__PROBLEM DESCRIPTION__
Write out the full listing exactly as given, minus the images.

──────── DATA SUPPLIED ────────

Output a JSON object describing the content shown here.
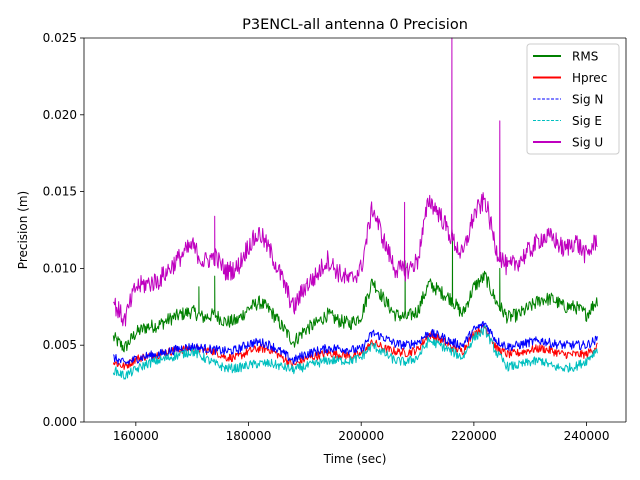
{
  "chart_data": {
    "type": "line",
    "title": "P3ENCL-all antenna 0 Precision",
    "xlabel": "Time (sec)",
    "ylabel": "Precision (m)",
    "xlim": [
      150800,
      247000
    ],
    "ylim": [
      0,
      0.025
    ],
    "xticks": [
      160000,
      180000,
      200000,
      220000,
      240000
    ],
    "xtick_labels": [
      "160000",
      "180000",
      "200000",
      "220000",
      "240000"
    ],
    "yticks": [
      0.0,
      0.005,
      0.01,
      0.015,
      0.02,
      0.025
    ],
    "ytick_labels": [
      "0.000",
      "0.005",
      "0.010",
      "0.015",
      "0.020",
      "0.025"
    ],
    "grid": false,
    "legend_position": "top-right",
    "series": [
      {
        "name": "RMS",
        "color": "#008000",
        "style": "solid",
        "x": [
          156000,
          158000,
          160000,
          162000,
          164000,
          166000,
          168000,
          170000,
          172000,
          174000,
          176000,
          178000,
          180000,
          182000,
          184000,
          186000,
          188000,
          190000,
          192000,
          194000,
          196000,
          198000,
          200000,
          202000,
          204000,
          206000,
          208000,
          210000,
          212000,
          214000,
          216000,
          218000,
          220000,
          222000,
          224000,
          226000,
          228000,
          230000,
          232000,
          234000,
          236000,
          238000,
          240000,
          242000
        ],
        "y": [
          0.0055,
          0.0048,
          0.0058,
          0.0062,
          0.0063,
          0.0067,
          0.007,
          0.0072,
          0.0068,
          0.007,
          0.0065,
          0.0066,
          0.0074,
          0.0078,
          0.0072,
          0.0062,
          0.0052,
          0.006,
          0.0064,
          0.007,
          0.0066,
          0.0064,
          0.0069,
          0.0092,
          0.008,
          0.007,
          0.0068,
          0.0072,
          0.009,
          0.0085,
          0.008,
          0.007,
          0.0088,
          0.0095,
          0.0078,
          0.0068,
          0.007,
          0.0075,
          0.008,
          0.008,
          0.0075,
          0.0075,
          0.007,
          0.008
        ]
      },
      {
        "name": "Hprec",
        "color": "#ff0000",
        "style": "solid",
        "x": [
          156000,
          158000,
          160000,
          162000,
          164000,
          166000,
          168000,
          170000,
          172000,
          174000,
          176000,
          178000,
          180000,
          182000,
          184000,
          186000,
          188000,
          190000,
          192000,
          194000,
          196000,
          198000,
          200000,
          202000,
          204000,
          206000,
          208000,
          210000,
          212000,
          214000,
          216000,
          218000,
          220000,
          222000,
          224000,
          226000,
          228000,
          230000,
          232000,
          234000,
          236000,
          238000,
          240000,
          242000
        ],
        "y": [
          0.0039,
          0.0036,
          0.0041,
          0.0043,
          0.0044,
          0.0046,
          0.0047,
          0.0048,
          0.0047,
          0.0046,
          0.0042,
          0.0042,
          0.0046,
          0.0048,
          0.0047,
          0.0042,
          0.0037,
          0.0041,
          0.0043,
          0.0045,
          0.0044,
          0.0043,
          0.0044,
          0.0052,
          0.0048,
          0.0046,
          0.0045,
          0.0047,
          0.0057,
          0.0054,
          0.0049,
          0.0046,
          0.0058,
          0.0062,
          0.0048,
          0.0044,
          0.0045,
          0.0047,
          0.0048,
          0.0046,
          0.0044,
          0.0044,
          0.0044,
          0.005
        ]
      },
      {
        "name": "Sig N",
        "color": "#0000ff",
        "style": "dashed",
        "x": [
          156000,
          158000,
          160000,
          162000,
          164000,
          166000,
          168000,
          170000,
          172000,
          174000,
          176000,
          178000,
          180000,
          182000,
          184000,
          186000,
          188000,
          190000,
          192000,
          194000,
          196000,
          198000,
          200000,
          202000,
          204000,
          206000,
          208000,
          210000,
          212000,
          214000,
          216000,
          218000,
          220000,
          222000,
          224000,
          226000,
          228000,
          230000,
          232000,
          234000,
          236000,
          238000,
          240000,
          242000
        ],
        "y": [
          0.0042,
          0.0038,
          0.0041,
          0.0043,
          0.0044,
          0.0046,
          0.0048,
          0.0049,
          0.0048,
          0.0047,
          0.0046,
          0.0047,
          0.0051,
          0.0052,
          0.005,
          0.0045,
          0.004,
          0.0044,
          0.0046,
          0.0048,
          0.0048,
          0.0047,
          0.0047,
          0.0058,
          0.0055,
          0.0051,
          0.005,
          0.0052,
          0.0058,
          0.0056,
          0.0052,
          0.005,
          0.006,
          0.0064,
          0.0053,
          0.0049,
          0.005,
          0.0052,
          0.0053,
          0.0051,
          0.005,
          0.005,
          0.005,
          0.0054
        ]
      },
      {
        "name": "Sig E",
        "color": "#00bfbf",
        "style": "dashed",
        "x": [
          156000,
          158000,
          160000,
          162000,
          164000,
          166000,
          168000,
          170000,
          172000,
          174000,
          176000,
          178000,
          180000,
          182000,
          184000,
          186000,
          188000,
          190000,
          192000,
          194000,
          196000,
          198000,
          200000,
          202000,
          204000,
          206000,
          208000,
          210000,
          212000,
          214000,
          216000,
          218000,
          220000,
          222000,
          224000,
          226000,
          228000,
          230000,
          232000,
          234000,
          236000,
          238000,
          240000,
          242000
        ],
        "y": [
          0.0034,
          0.003,
          0.0034,
          0.0038,
          0.004,
          0.0042,
          0.0044,
          0.0046,
          0.0042,
          0.0038,
          0.0035,
          0.0035,
          0.0037,
          0.0038,
          0.0038,
          0.0036,
          0.0034,
          0.0036,
          0.0038,
          0.004,
          0.004,
          0.004,
          0.0042,
          0.005,
          0.0045,
          0.004,
          0.0039,
          0.0042,
          0.0053,
          0.005,
          0.0046,
          0.0042,
          0.0055,
          0.006,
          0.0045,
          0.0036,
          0.0037,
          0.0039,
          0.004,
          0.0036,
          0.0035,
          0.0036,
          0.004,
          0.0048
        ]
      },
      {
        "name": "Sig U",
        "color": "#bf00bf",
        "style": "solid",
        "x": [
          156000,
          158000,
          160000,
          162000,
          164000,
          166000,
          168000,
          170000,
          172000,
          174000,
          176000,
          178000,
          180000,
          182000,
          184000,
          186000,
          188000,
          190000,
          192000,
          194000,
          196000,
          198000,
          200000,
          202000,
          204000,
          206000,
          208000,
          210000,
          212000,
          214000,
          216000,
          218000,
          220000,
          222000,
          224000,
          226000,
          228000,
          230000,
          232000,
          234000,
          236000,
          238000,
          240000,
          242000
        ],
        "y": [
          0.0078,
          0.0066,
          0.0088,
          0.009,
          0.0092,
          0.01,
          0.0108,
          0.0115,
          0.0104,
          0.0108,
          0.0098,
          0.01,
          0.0115,
          0.0123,
          0.011,
          0.0093,
          0.0074,
          0.0088,
          0.0095,
          0.0106,
          0.0097,
          0.0092,
          0.01,
          0.014,
          0.0118,
          0.01,
          0.0098,
          0.0105,
          0.0145,
          0.0135,
          0.012,
          0.0108,
          0.0135,
          0.0145,
          0.0112,
          0.01,
          0.0105,
          0.0112,
          0.012,
          0.012,
          0.0112,
          0.0118,
          0.0108,
          0.012
        ]
      }
    ],
    "spikes": [
      {
        "series": "RMS",
        "x": [
          171200,
          174000,
          207800,
          216200,
          224600
        ],
        "y": [
          0.0088,
          0.0095,
          0.0105,
          0.0123,
          0.01
        ]
      },
      {
        "series": "Sig U",
        "x": [
          174000,
          207700,
          216100,
          224600
        ],
        "y": [
          0.0134,
          0.0143,
          0.025,
          0.0196
        ]
      }
    ]
  }
}
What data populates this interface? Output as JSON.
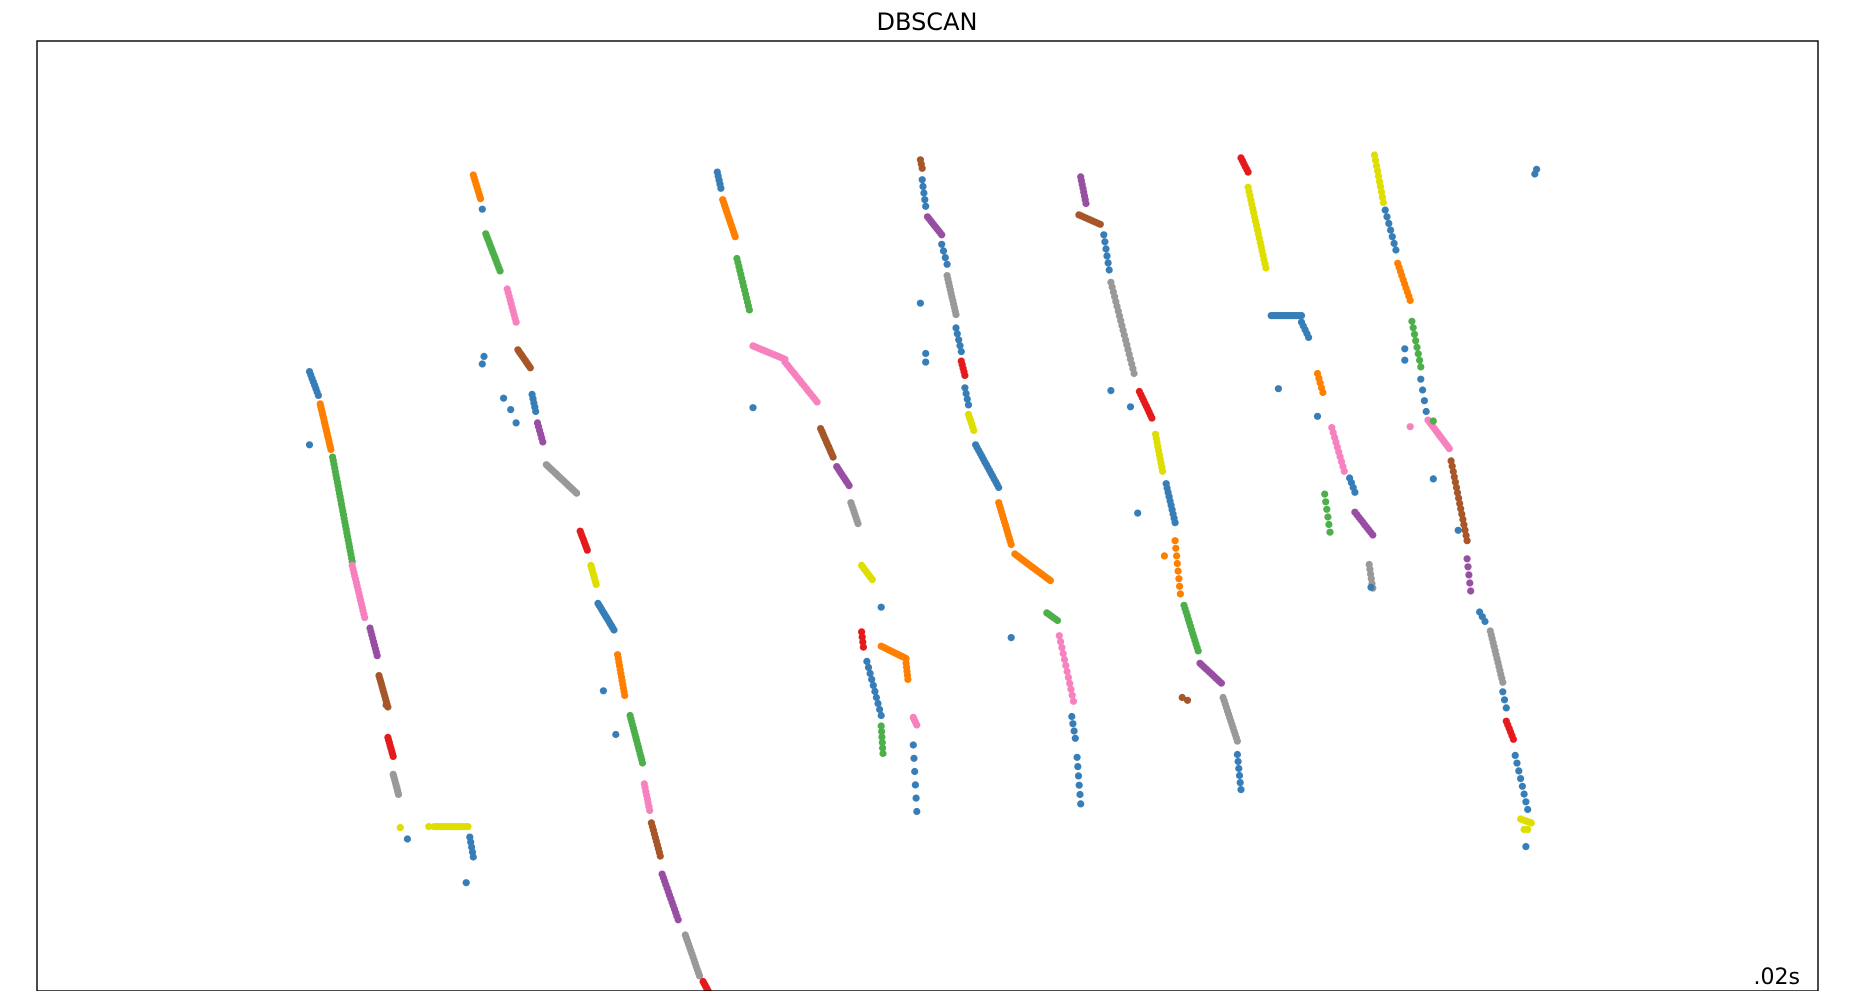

────────

__FINAL RESULT__
Output a JSON object describing the content shown here.
{
  "chart_data": {
    "type": "line",
    "title": "P3ENCL-all antenna 0 Precision",
    "xlabel": "Time (sec)",
    "ylabel": "Precision (m)",
    "xlim": [
      150800,
      247000
    ],
    "ylim": [
      0,
      0.025
    ],
    "xticks": [
      160000,
      180000,
      200000,
      220000,
      240000
    ],
    "xtick_labels": [
      "160000",
      "180000",
      "200000",
      "220000",
      "240000"
    ],
    "yticks": [
      0.0,
      0.005,
      0.01,
      0.015,
      0.02,
      0.025
    ],
    "ytick_labels": [
      "0.000",
      "0.005",
      "0.010",
      "0.015",
      "0.020",
      "0.025"
    ],
    "grid": false,
    "legend_position": "top-right",
    "series": [
      {
        "name": "RMS",
        "color": "#008000",
        "style": "solid",
        "x": [
          156000,
          158000,
          160000,
          162000,
          164000,
          166000,
          168000,
          170000,
          172000,
          174000,
          176000,
          178000,
          180000,
          182000,
          184000,
          186000,
          188000,
          190000,
          192000,
          194000,
          196000,
          198000,
          200000,
          202000,
          204000,
          206000,
          208000,
          210000,
          212000,
          214000,
          216000,
          218000,
          220000,
          222000,
          224000,
          226000,
          228000,
          230000,
          232000,
          234000,
          236000,
          238000,
          240000,
          242000
        ],
        "y": [
          0.0055,
          0.0048,
          0.0058,
          0.0062,
          0.0063,
          0.0067,
          0.007,
          0.0072,
          0.0068,
          0.007,
          0.0065,
          0.0066,
          0.0074,
          0.0078,
          0.0072,
          0.0062,
          0.0052,
          0.006,
          0.0064,
          0.007,
          0.0066,
          0.0064,
          0.0069,
          0.0092,
          0.008,
          0.007,
          0.0068,
          0.0072,
          0.009,
          0.0085,
          0.008,
          0.007,
          0.0088,
          0.0095,
          0.0078,
          0.0068,
          0.007,
          0.0075,
          0.008,
          0.008,
          0.0075,
          0.0075,
          0.007,
          0.008
        ]
      },
      {
        "name": "Hprec",
        "color": "#ff0000",
        "style": "solid",
        "x": [
          156000,
          158000,
          160000,
          162000,
          164000,
          166000,
          168000,
          170000,
          172000,
          174000,
          176000,
          178000,
          180000,
          182000,
          184000,
          186000,
          188000,
          190000,
          192000,
          194000,
          196000,
          198000,
          200000,
          202000,
          204000,
          206000,
          208000,
          210000,
          212000,
          214000,
          216000,
          218000,
          220000,
          222000,
          224000,
          226000,
          228000,
          230000,
          232000,
          234000,
          236000,
          238000,
          240000,
          242000
        ],
        "y": [
          0.0039,
          0.0036,
          0.0041,
          0.0043,
          0.0044,
          0.0046,
          0.0047,
          0.0048,
          0.0047,
          0.0046,
          0.0042,
          0.0042,
          0.0046,
          0.0048,
          0.0047,
          0.0042,
          0.0037,
          0.0041,
          0.0043,
          0.0045,
          0.0044,
          0.0043,
          0.0044,
          0.0052,
          0.0048,
          0.0046,
          0.0045,
          0.0047,
          0.0057,
          0.0054,
          0.0049,
          0.0046,
          0.0058,
          0.0062,
          0.0048,
          0.0044,
          0.0045,
          0.0047,
          0.0048,
          0.0046,
          0.0044,
          0.0044,
          0.0044,
          0.005
        ]
      },
      {
        "name": "Sig N",
        "color": "#0000ff",
        "style": "dashed",
        "x": [
          156000,
          158000,
          160000,
          162000,
          164000,
          166000,
          168000,
          170000,
          172000,
          174000,
          176000,
          178000,
          180000,
          182000,
          184000,
          186000,
          188000,
          190000,
          192000,
          194000,
          196000,
          198000,
          200000,
          202000,
          204000,
          206000,
          208000,
          210000,
          212000,
          214000,
          216000,
          218000,
          220000,
          222000,
          224000,
          226000,
          228000,
          230000,
          232000,
          234000,
          236000,
          238000,
          240000,
          242000
        ],
        "y": [
          0.0042,
          0.0038,
          0.0041,
          0.0043,
          0.0044,
          0.0046,
          0.0048,
          0.0049,
          0.0048,
          0.0047,
          0.0046,
          0.0047,
          0.0051,
          0.0052,
          0.005,
          0.0045,
          0.004,
          0.0044,
          0.0046,
          0.0048,
          0.0048,
          0.0047,
          0.0047,
          0.0058,
          0.0055,
          0.0051,
          0.005,
          0.0052,
          0.0058,
          0.0056,
          0.0052,
          0.005,
          0.006,
          0.0064,
          0.0053,
          0.0049,
          0.005,
          0.0052,
          0.0053,
          0.0051,
          0.005,
          0.005,
          0.005,
          0.0054
        ]
      },
      {
        "name": "Sig E",
        "color": "#00bfbf",
        "style": "dashed",
        "x": [
          156000,
          158000,
          160000,
          162000,
          164000,
          166000,
          168000,
          170000,
          172000,
          174000,
          176000,
          178000,
          180000,
          182000,
          184000,
          186000,
          188000,
          190000,
          192000,
          194000,
          196000,
          198000,
          200000,
          202000,
          204000,
          206000,
          208000,
          210000,
          212000,
          214000,
          216000,
          218000,
          220000,
          222000,
          224000,
          226000,
          228000,
          230000,
          232000,
          234000,
          236000,
          238000,
          240000,
          242000
        ],
        "y": [
          0.0034,
          0.003,
          0.0034,
          0.0038,
          0.004,
          0.0042,
          0.0044,
          0.0046,
          0.0042,
          0.0038,
          0.0035,
          0.0035,
          0.0037,
          0.0038,
          0.0038,
          0.0036,
          0.0034,
          0.0036,
          0.0038,
          0.004,
          0.004,
          0.004,
          0.0042,
          0.005,
          0.0045,
          0.004,
          0.0039,
          0.0042,
          0.0053,
          0.005,
          0.0046,
          0.0042,
          0.0055,
          0.006,
          0.0045,
          0.0036,
          0.0037,
          0.0039,
          0.004,
          0.0036,
          0.0035,
          0.0036,
          0.004,
          0.0048
        ]
      },
      {
        "name": "Sig U",
        "color": "#bf00bf",
        "style": "solid",
        "x": [
          156000,
          158000,
          160000,
          162000,
          164000,
          166000,
          168000,
          170000,
          172000,
          174000,
          176000,
          178000,
          180000,
          182000,
          184000,
          186000,
          188000,
          190000,
          192000,
          194000,
          196000,
          198000,
          200000,
          202000,
          204000,
          206000,
          208000,
          210000,
          212000,
          214000,
          216000,
          218000,
          220000,
          222000,
          224000,
          226000,
          228000,
          230000,
          232000,
          234000,
          236000,
          238000,
          240000,
          242000
        ],
        "y": [
          0.0078,
          0.0066,
          0.0088,
          0.009,
          0.0092,
          0.01,
          0.0108,
          0.0115,
          0.0104,
          0.0108,
          0.0098,
          0.01,
          0.0115,
          0.0123,
          0.011,
          0.0093,
          0.0074,
          0.0088,
          0.0095,
          0.0106,
          0.0097,
          0.0092,
          0.01,
          0.014,
          0.0118,
          0.01,
          0.0098,
          0.0105,
          0.0145,
          0.0135,
          0.012,
          0.0108,
          0.0135,
          0.0145,
          0.0112,
          0.01,
          0.0105,
          0.0112,
          0.012,
          0.012,
          0.0112,
          0.0118,
          0.0108,
          0.012
        ]
      }
    ],
    "spikes": [
      {
        "series": "RMS",
        "x": [
          171200,
          174000,
          207800,
          216200,
          224600
        ],
        "y": [
          0.0088,
          0.0095,
          0.0105,
          0.0123,
          0.01
        ]
      },
      {
        "series": "Sig U",
        "x": [
          174000,
          207700,
          216100,
          224600
        ],
        "y": [
          0.0134,
          0.0143,
          0.025,
          0.0196
        ]
      }
    ]
  }
}
What data populates this interface? Output as JSON.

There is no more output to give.